◆ **GIVEN PROBLEM**
Set down each record below precisely, skipping the pictures.
-- Begin --
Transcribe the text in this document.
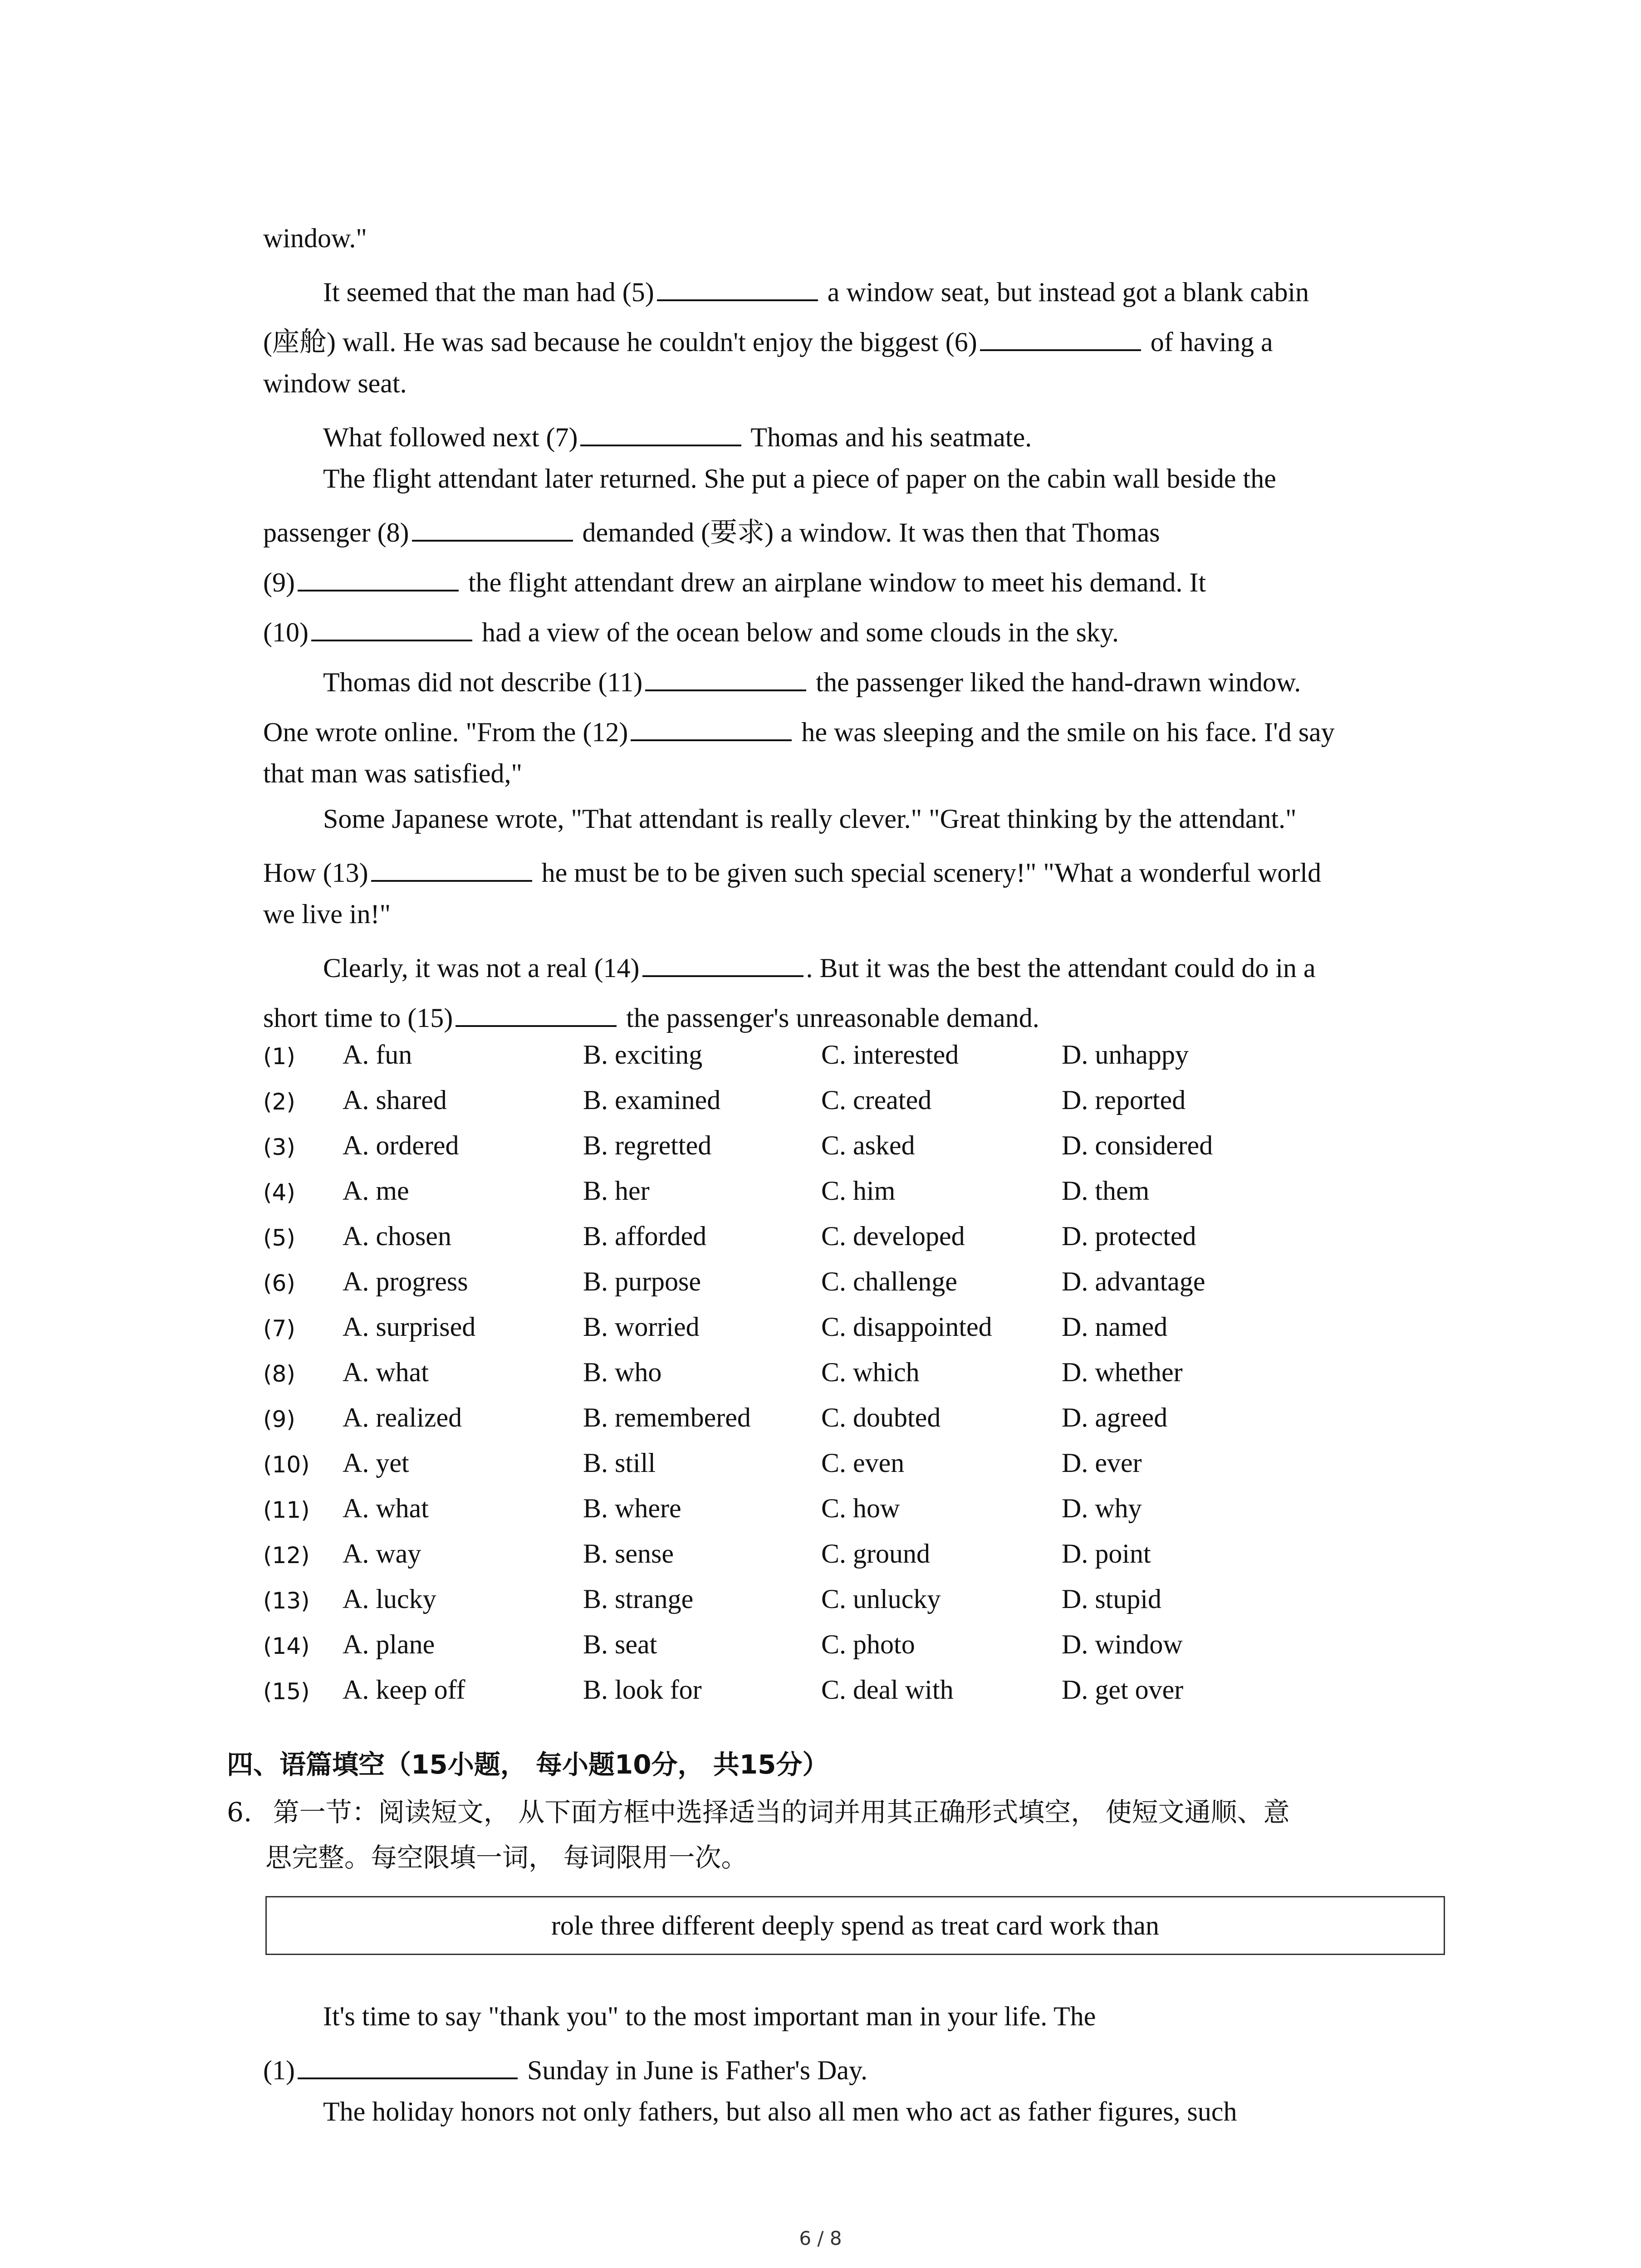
window."
It seemed that the man had (5)	a window seat, but instead got a blank cabin
(座舱) wall. He was sad because he couldn't enjoy the biggest (6)	of having a
window seat.
What followed next (7)	Thomas and his seatmate.
The flight attendant later returned. She put a piece of paper on the cabin wall beside the
passenger (8)	demanded (要求) a window. It was then that Thomas
(9)	the flight attendant drew an airplane window to meet his demand. It
(10)	had a view of the ocean below and some clouds in the sky.
Thomas did not describe (11)	the passenger liked the hand-drawn window.
One wrote online. "From the (12)	he was sleeping and the smile on his face. I'd say
that man was satisfied,"
Some Japanese wrote, "That attendant is really clever." "Great thinking by the attendant."
How (13)	he must be to be given such special scenery!" "What a wonderful world
we live in!"
Clearly, it was not a real (14)	. But it was the best the attendant could do in a
short time to (15)	the passenger's unreasonable demand.
(1) A. fun	B. exciting	C. interested	D. unhappy
(2) A. shared	B. examined	C. created	D. reported
(3) A. ordered	B. regretted	C. asked	D. considered
(4) A. me	B. her	C. him	D. them
(5) A. chosen	B. afforded	C. developed	D. protected
(6) A. progress	B. purpose	C. challenge	D. advantage
(7) A. surprised	B. worried	C. disappointed	D. named
(8) A. what	B. who	C. which	D. whether
(9) A. realized	B. remembered	C. doubted	D. agreed
(10) A. yet	B. still	C. even	D. ever
(11) A. what	B. where	C. how	D. why
(12) A. way	B. sense	C. ground	D. point
(13) A. lucky	B. strange	C. unlucky	D. stupid
(14) A. plane	B. seat	C. photo	D. window
(15) A. keep off	B. look for	C. deal with	D. get over
四、语篇填空（15小题， 每小题10分， 共15分）
6. 第一节：阅读短文， 从下面方框中选择适当的词并用其正确形式填空， 使短文通顺、意
思完整。每空限填一词， 每词限用一次。
role three different deeply spend as treat card work than
It's time to say "thank you" to the most important man in your life. The
(1)	Sunday in June is Father's Day.
The holiday honors not only fathers, but also all men who act as father figures, such
6 / 8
-- End --
◆ **OUTPUT**
Transcribe the text in this document.
window."
It seemed that the man had (5)	a window seat, but instead got a blank cabin
(座舱) wall. He was sad because he couldn't enjoy the biggest (6)	of having a
window seat.
What followed next (7)	Thomas and his seatmate.
The flight attendant later returned. She put a piece of paper on the cabin wall beside the
passenger (8)	demanded (要求) a window. It was then that Thomas
(9)	the flight attendant drew an airplane window to meet his demand. It
(10)	had a view of the ocean below and some clouds in the sky.
Thomas did not describe (11)	the passenger liked the hand-drawn window.
One wrote online. "From the (12)	he was sleeping and the smile on his face. I'd say
that man was satisfied,"
Some Japanese wrote, "That attendant is really clever." "Great thinking by the attendant."
How (13)	he must be to be given such special scenery!" "What a wonderful world
we live in!"
Clearly, it was not a real (14)	. But it was the best the attendant could do in a
short time to (15)	the passenger's unreasonable demand.
(1) A. fun	B. exciting	C. interested	D. unhappy
(2) A. shared	B. examined	C. created	D. reported
(3) A. ordered	B. regretted	C. asked	D. considered
(4) A. me	B. her	C. him	D. them
(5) A. chosen	B. afforded	C. developed	D. protected
(6) A. progress	B. purpose	C. challenge	D. advantage
(7) A. surprised	B. worried	C. disappointed	D. named
(8) A. what	B. who	C. which	D. whether
(9) A. realized	B. remembered	C. doubted	D. agreed
(10) A. yet	B. still	C. even	D. ever
(11) A. what	B. where	C. how	D. why
(12) A. way	B. sense	C. ground	D. point
(13) A. lucky	B. strange	C. unlucky	D. stupid
(14) A. plane	B. seat	C. photo	D. window
(15) A. keep off	B. look for	C. deal with	D. get over
四、语篇填空（15小题， 每小题10分， 共15分）
6. 第一节：阅读短文， 从下面方框中选择适当的词并用其正确形式填空， 使短文通顺、意
思完整。每空限填一词， 每词限用一次。
role three different deeply spend as treat card work than
It's time to say "thank you" to the most important man in your life. The
(1)	Sunday in June is Father's Day.
The holiday honors not only fathers, but also all men who act as father figures, such
6 / 8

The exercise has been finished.